(Some records)

>> begin

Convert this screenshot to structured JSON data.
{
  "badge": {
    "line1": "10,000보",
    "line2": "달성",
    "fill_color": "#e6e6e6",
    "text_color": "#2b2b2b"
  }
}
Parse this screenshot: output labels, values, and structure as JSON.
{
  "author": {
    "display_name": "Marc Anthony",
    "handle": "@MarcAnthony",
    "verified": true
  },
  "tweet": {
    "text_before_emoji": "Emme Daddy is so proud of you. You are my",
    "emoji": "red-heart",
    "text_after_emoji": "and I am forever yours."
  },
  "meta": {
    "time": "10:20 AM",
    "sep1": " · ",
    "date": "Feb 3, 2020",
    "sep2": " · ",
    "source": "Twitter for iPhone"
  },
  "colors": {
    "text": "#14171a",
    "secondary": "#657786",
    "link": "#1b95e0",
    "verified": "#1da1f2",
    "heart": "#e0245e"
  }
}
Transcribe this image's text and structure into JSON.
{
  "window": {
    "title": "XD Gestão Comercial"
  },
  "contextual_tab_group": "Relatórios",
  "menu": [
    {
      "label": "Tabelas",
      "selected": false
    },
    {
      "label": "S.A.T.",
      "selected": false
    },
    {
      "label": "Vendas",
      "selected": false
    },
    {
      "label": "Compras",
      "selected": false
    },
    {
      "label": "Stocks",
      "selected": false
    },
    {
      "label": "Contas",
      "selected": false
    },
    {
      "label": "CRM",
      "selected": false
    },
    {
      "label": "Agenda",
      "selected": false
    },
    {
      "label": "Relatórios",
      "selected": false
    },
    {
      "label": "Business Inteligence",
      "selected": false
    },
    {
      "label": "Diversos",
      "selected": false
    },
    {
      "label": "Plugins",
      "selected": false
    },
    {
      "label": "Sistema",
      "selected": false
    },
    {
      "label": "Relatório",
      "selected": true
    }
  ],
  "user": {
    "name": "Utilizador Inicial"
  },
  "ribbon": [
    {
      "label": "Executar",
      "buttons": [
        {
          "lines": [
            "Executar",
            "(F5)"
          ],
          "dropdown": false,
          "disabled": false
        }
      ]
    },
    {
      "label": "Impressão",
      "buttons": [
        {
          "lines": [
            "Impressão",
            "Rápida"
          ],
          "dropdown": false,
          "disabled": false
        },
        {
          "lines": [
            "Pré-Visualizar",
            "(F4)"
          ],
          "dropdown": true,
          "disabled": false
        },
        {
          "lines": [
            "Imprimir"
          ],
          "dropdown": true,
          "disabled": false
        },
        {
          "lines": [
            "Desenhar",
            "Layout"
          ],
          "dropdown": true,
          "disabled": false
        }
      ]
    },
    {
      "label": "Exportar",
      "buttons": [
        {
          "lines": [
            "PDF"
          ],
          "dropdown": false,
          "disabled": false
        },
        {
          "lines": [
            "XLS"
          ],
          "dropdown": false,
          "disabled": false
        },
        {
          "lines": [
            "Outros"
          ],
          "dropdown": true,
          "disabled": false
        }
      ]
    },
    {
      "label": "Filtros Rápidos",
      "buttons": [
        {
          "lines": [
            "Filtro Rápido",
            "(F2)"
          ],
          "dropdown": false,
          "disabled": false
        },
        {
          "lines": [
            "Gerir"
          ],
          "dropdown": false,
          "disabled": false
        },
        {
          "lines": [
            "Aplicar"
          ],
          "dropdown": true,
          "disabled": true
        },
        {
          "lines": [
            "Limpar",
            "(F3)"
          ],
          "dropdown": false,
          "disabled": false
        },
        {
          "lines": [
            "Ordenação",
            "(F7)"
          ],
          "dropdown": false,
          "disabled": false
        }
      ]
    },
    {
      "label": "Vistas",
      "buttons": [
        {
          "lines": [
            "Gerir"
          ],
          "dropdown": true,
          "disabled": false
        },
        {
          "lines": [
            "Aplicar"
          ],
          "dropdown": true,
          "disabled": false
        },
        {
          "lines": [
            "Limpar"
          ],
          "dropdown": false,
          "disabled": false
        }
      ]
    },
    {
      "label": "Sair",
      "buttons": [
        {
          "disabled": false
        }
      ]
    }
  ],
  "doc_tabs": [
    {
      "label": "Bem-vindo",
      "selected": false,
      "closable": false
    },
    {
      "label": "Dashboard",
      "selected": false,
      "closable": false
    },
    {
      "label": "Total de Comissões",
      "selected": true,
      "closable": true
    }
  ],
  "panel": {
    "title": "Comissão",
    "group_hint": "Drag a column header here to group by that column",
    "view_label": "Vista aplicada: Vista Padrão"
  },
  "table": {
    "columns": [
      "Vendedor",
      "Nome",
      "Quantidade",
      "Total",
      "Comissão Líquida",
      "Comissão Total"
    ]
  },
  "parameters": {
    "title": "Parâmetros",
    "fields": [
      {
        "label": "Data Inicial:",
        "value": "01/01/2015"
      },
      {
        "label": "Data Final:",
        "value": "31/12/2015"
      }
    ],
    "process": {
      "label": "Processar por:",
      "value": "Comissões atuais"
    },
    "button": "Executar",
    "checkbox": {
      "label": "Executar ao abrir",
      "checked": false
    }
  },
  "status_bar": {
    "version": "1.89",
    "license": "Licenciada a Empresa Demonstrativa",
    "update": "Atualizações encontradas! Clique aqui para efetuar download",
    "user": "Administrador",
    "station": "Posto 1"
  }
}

>> end

▶ [Task to carry out]
The records above should be returned exactly.

▶ [Response below]
Convert this screenshot to structured JSON data.
{
  "badge": {
    "line1": "10,000보",
    "line2": "달성",
    "fill_color": "#e6e6e6",
    "text_color": "#2b2b2b"
  }
}
Parse this screenshot: output labels, values, and structure as JSON.
{
  "author": {
    "display_name": "Marc Anthony",
    "handle": "@MarcAnthony",
    "verified": true
  },
  "tweet": {
    "text_before_emoji": "Emme Daddy is so proud of you. You are my",
    "emoji": "red-heart",
    "text_after_emoji": "and I am forever yours."
  },
  "meta": {
    "time": "10:20 AM",
    "sep1": " · ",
    "date": "Feb 3, 2020",
    "sep2": " · ",
    "source": "Twitter for iPhone"
  },
  "colors": {
    "text": "#14171a",
    "secondary": "#657786",
    "link": "#1b95e0",
    "verified": "#1da1f2",
    "heart": "#e0245e"
  }
}
Transcribe this image's text and structure into JSON.
{
  "window": {
    "title": "XD Gestão Comercial"
  },
  "contextual_tab_group": "Relatórios",
  "menu": [
    {
      "label": "Tabelas",
      "selected": false
    },
    {
      "label": "S.A.T.",
      "selected": false
    },
    {
      "label": "Vendas",
      "selected": false
    },
    {
      "label": "Compras",
      "selected": false
    },
    {
      "label": "Stocks",
      "selected": false
    },
    {
      "label": "Contas",
      "selected": false
    },
    {
      "label": "CRM",
      "selected": false
    },
    {
      "label": "Agenda",
      "selected": false
    },
    {
      "label": "Relatórios",
      "selected": false
    },
    {
      "label": "Business Inteligence",
      "selected": false
    },
    {
      "label": "Diversos",
      "selected": false
    },
    {
      "label": "Plugins",
      "selected": false
    },
    {
      "label": "Sistema",
      "selected": false
    },
    {
      "label": "Relatório",
      "selected": true
    }
  ],
  "user": {
    "name": "Utilizador Inicial"
  },
  "ribbon": [
    {
      "label": "Executar",
      "buttons": [
        {
          "lines": [
            "Executar",
            "(F5)"
          ],
          "dropdown": false,
          "disabled": false
        }
      ]
    },
    {
      "label": "Impressão",
      "buttons": [
        {
          "lines": [
            "Impressão",
            "Rápida"
          ],
          "dropdown": false,
          "disabled": false
        },
        {
          "lines": [
            "Pré-Visualizar",
            "(F4)"
          ],
          "dropdown": true,
          "disabled": false
        },
        {
          "lines": [
            "Imprimir"
          ],
          "dropdown": true,
          "disabled": false
        },
        {
          "lines": [
            "Desenhar",
            "Layout"
          ],
          "dropdown": true,
          "disabled": false
        }
      ]
    },
    {
      "label": "Exportar",
      "buttons": [
        {
          "lines": [
            "PDF"
          ],
          "dropdown": false,
          "disabled": false
        },
        {
          "lines": [
            "XLS"
          ],
          "dropdown": false,
          "disabled": false
        },
        {
          "lines": [
            "Outros"
          ],
          "dropdown": true,
          "disabled": false
        }
      ]
    },
    {
      "label": "Filtros Rápidos",
      "buttons": [
        {
          "lines": [
            "Filtro Rápido",
            "(F2)"
          ],
          "dropdown": false,
          "disabled": false
        },
        {
          "lines": [
            "Gerir"
          ],
          "dropdown": false,
          "disabled": false
        },
        {
          "lines": [
            "Aplicar"
          ],
          "dropdown": true,
          "disabled": true
        },
        {
          "lines": [
            "Limpar",
            "(F3)"
          ],
          "dropdown": false,
          "disabled": false
        },
        {
          "lines": [
            "Ordenação",
            "(F7)"
          ],
          "dropdown": false,
          "disabled": false
        }
      ]
    },
    {
      "label": "Vistas",
      "buttons": [
        {
          "lines": [
            "Gerir"
          ],
          "dropdown": true,
          "disabled": false
        },
        {
          "lines": [
            "Aplicar"
          ],
          "dropdown": true,
          "disabled": false
        },
        {
          "lines": [
            "Limpar"
          ],
          "dropdown": false,
          "disabled": false
        }
      ]
    },
    {
      "label": "Sair",
      "buttons": [
        {
          "disabled": false
        }
      ]
    }
  ],
  "doc_tabs": [
    {
      "label": "Bem-vindo",
      "selected": false,
      "closable": false
    },
    {
      "label": "Dashboard",
      "selected": false,
      "closable": false
    },
    {
      "label": "Total de Comissões",
      "selected": true,
      "closable": true
    }
  ],
  "panel": {
    "title": "Comissão",
    "group_hint": "Drag a column header here to group by that column",
    "view_label": "Vista aplicada: Vista Padrão"
  },
  "table": {
    "columns": [
      "Vendedor",
      "Nome",
      "Quantidade",
      "Total",
      "Comissão Líquida",
      "Comissão Total"
    ]
  },
  "parameters": {
    "title": "Parâmetros",
    "fields": [
      {
        "label": "Data Inicial:",
        "value": "01/01/2015"
      },
      {
        "label": "Data Final:",
        "value": "31/12/2015"
      }
    ],
    "process": {
      "label": "Processar por:",
      "value": "Comissões atuais"
    },
    "button": "Executar",
    "checkbox": {
      "label": "Executar ao abrir",
      "checked": false
    }
  },
  "status_bar": {
    "version": "1.89",
    "license": "Licenciada a Empresa Demonstrativa",
    "update": "Atualizações encontradas! Clique aqui para efetuar download",
    "user": "Administrador",
    "station": "Posto 1"
  }
}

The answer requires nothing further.